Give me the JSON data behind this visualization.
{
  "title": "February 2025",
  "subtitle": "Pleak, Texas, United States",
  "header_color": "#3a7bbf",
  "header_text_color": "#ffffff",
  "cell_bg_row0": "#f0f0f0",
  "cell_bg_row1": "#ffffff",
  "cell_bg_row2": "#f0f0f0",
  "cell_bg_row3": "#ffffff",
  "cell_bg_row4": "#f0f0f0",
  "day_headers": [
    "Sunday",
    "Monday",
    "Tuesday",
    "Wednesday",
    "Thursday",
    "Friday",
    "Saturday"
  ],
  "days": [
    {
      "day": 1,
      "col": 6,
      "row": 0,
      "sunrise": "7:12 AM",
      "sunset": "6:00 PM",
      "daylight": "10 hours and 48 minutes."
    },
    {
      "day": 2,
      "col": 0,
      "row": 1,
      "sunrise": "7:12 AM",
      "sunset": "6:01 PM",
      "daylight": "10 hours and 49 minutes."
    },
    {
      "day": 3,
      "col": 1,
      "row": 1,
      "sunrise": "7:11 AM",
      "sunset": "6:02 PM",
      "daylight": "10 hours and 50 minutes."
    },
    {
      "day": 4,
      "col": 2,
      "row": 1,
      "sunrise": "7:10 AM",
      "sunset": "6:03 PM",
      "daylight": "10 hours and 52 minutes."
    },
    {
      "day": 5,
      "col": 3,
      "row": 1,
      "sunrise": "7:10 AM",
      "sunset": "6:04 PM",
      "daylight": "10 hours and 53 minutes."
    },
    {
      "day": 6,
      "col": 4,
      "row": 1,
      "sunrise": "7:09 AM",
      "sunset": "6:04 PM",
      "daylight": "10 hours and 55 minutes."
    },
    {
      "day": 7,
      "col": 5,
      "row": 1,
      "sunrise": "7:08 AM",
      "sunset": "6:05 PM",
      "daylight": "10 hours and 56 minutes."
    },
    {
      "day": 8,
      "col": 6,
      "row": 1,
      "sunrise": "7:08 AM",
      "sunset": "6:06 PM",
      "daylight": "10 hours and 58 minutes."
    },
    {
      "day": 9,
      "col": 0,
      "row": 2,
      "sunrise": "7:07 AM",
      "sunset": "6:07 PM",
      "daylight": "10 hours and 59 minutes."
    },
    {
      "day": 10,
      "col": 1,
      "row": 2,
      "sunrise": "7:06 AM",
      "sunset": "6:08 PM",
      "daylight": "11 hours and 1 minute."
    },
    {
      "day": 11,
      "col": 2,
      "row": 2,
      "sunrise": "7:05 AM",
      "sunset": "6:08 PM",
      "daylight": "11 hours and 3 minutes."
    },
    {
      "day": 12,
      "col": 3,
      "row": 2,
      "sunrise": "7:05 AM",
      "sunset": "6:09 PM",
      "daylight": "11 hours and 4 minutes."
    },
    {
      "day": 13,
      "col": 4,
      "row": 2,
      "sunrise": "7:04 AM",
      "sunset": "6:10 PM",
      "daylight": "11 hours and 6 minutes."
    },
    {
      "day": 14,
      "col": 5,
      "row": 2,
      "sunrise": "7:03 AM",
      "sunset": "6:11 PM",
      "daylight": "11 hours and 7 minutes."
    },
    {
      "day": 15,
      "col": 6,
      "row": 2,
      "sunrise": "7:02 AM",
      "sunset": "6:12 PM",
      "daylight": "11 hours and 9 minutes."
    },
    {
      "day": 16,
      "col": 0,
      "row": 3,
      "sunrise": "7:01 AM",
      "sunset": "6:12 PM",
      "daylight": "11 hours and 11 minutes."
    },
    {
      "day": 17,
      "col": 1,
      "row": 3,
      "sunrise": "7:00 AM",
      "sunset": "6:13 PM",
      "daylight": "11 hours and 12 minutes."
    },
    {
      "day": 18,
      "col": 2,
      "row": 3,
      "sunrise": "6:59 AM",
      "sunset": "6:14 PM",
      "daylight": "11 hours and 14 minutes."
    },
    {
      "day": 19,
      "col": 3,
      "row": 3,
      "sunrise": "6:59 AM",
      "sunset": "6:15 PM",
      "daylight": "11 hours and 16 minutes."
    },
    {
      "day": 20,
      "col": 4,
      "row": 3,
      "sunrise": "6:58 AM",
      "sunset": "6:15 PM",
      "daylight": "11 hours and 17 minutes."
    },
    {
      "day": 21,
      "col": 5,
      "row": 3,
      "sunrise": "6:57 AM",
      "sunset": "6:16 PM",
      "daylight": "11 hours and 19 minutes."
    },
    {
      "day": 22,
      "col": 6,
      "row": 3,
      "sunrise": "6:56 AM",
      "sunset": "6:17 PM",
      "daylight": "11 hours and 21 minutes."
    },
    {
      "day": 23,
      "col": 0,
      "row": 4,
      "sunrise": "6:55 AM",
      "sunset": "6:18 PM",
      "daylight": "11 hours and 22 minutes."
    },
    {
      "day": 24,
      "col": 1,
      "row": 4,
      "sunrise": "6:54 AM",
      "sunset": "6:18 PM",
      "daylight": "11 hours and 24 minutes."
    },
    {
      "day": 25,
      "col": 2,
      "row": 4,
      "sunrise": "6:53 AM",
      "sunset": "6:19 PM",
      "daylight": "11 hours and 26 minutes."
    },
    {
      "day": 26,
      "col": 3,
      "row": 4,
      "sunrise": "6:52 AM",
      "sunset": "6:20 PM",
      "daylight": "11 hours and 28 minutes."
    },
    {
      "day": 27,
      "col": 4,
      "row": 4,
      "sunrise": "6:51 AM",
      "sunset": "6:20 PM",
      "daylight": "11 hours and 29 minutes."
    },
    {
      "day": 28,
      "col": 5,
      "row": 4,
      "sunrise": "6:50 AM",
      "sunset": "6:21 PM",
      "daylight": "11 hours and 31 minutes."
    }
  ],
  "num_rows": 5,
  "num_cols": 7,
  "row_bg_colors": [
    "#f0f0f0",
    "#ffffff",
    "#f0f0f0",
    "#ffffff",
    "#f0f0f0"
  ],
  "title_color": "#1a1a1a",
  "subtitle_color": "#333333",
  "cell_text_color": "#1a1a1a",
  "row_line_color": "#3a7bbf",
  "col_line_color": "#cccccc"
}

Problem details
Copy each line of the listing that contains the string "ffffff".

Solution to the problem
  "header_text_color": "#ffffff",
  "cell_bg_row1": "#ffffff",
  "cell_bg_row3": "#ffffff",
    "#ffffff",
    "#ffffff",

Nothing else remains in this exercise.